**GIVEN TASK**
Copy the lines holding the word "value", all of them.

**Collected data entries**
+ + + + +
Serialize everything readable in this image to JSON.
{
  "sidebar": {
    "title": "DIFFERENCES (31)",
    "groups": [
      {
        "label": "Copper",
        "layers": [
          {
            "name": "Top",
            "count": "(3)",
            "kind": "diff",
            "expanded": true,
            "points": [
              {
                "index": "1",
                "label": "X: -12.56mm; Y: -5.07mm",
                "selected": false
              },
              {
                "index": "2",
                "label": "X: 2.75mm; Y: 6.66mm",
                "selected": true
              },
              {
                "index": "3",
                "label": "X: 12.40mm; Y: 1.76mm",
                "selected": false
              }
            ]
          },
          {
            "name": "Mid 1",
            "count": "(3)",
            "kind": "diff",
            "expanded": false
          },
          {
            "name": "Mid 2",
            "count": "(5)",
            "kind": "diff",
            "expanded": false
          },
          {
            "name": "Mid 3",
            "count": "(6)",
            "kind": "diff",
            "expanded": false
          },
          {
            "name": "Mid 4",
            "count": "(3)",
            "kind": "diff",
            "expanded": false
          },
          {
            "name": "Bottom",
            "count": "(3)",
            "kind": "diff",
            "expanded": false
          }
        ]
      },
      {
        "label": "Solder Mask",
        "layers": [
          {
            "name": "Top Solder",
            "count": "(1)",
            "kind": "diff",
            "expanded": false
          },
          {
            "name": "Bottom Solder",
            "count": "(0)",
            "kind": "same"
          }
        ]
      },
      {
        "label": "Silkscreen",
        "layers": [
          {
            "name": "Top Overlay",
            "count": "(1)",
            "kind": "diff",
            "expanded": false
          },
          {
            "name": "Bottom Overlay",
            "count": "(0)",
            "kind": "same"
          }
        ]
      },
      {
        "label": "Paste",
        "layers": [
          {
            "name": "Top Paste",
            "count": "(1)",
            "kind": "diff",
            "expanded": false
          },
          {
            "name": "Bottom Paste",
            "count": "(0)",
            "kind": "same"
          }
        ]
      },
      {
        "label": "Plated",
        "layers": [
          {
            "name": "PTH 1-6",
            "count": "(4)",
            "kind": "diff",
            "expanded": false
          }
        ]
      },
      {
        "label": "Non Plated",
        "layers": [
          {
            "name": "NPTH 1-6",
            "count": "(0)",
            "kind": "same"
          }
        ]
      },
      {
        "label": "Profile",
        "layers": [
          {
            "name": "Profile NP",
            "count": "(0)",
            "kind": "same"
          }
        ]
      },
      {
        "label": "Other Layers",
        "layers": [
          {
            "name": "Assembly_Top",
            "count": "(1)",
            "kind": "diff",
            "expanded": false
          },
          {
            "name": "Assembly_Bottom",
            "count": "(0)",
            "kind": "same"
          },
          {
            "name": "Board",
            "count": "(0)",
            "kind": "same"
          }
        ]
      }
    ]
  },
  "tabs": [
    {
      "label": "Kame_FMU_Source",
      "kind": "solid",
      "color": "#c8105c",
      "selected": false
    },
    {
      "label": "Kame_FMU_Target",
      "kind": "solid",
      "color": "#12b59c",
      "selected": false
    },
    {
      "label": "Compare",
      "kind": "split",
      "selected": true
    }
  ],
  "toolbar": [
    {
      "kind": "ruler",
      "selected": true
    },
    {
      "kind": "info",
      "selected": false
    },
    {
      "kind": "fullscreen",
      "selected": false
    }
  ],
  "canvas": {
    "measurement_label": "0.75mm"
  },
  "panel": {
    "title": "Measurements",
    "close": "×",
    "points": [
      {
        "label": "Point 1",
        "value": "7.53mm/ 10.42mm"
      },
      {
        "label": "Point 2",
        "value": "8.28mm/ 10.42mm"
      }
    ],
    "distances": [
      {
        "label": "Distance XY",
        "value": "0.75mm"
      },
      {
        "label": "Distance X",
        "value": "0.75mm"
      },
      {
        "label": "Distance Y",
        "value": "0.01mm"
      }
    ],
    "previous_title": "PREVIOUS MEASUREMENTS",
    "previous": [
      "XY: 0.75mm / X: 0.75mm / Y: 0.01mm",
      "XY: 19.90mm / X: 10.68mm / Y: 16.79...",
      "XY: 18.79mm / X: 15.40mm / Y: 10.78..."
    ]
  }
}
+ + + + +
**ANSWER FOR THE TASK**
        "value": "7.53mm/ 10.42mm"
        "value": "8.28mm/ 10.42mm"
        "value": "0.75mm"
        "value": "0.75mm"
        "value": "0.01mm"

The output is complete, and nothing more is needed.